To be done:
Retype all of the data exactly as given.

Excerpt from a dataset:
______________________________

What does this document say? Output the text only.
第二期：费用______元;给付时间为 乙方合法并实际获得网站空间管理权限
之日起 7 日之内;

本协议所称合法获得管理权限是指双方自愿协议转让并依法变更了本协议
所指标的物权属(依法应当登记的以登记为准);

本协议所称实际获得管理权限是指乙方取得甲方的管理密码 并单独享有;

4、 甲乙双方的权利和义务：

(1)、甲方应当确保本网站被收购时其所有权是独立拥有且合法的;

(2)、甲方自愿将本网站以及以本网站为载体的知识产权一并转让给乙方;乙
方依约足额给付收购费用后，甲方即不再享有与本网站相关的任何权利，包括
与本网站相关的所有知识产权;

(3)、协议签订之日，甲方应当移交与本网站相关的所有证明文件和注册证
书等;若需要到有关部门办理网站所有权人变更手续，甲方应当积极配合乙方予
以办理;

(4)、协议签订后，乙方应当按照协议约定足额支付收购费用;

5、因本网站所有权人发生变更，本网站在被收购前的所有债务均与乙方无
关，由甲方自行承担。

______________________________

Response to this exercise:
What does this document say? Output the text only.
第二期：费用______元;给付时间为 乙方合法并实际获得网站空间管理权限
之日起 7 日之内;

本协议所称合法获得管理权限是指双方自愿协议转让并依法变更了本协议
所指标的物权属(依法应当登记的以登记为准);

本协议所称实际获得管理权限是指乙方取得甲方的管理密码 并单独享有;

4、 甲乙双方的权利和义务：

(1)、甲方应当确保本网站被收购时其所有权是独立拥有且合法的;

(2)、甲方自愿将本网站以及以本网站为载体的知识产权一并转让给乙方;乙
方依约足额给付收购费用后，甲方即不再享有与本网站相关的任何权利，包括
与本网站相关的所有知识产权;

(3)、协议签订之日，甲方应当移交与本网站相关的所有证明文件和注册证
书等;若需要到有关部门办理网站所有权人变更手续，甲方应当积极配合乙方予
以办理;

(4)、协议签订后，乙方应当按照协议约定足额支付收购费用;

5、因本网站所有权人发生变更，本网站在被收购前的所有债务均与乙方无
关，由甲方自行承担。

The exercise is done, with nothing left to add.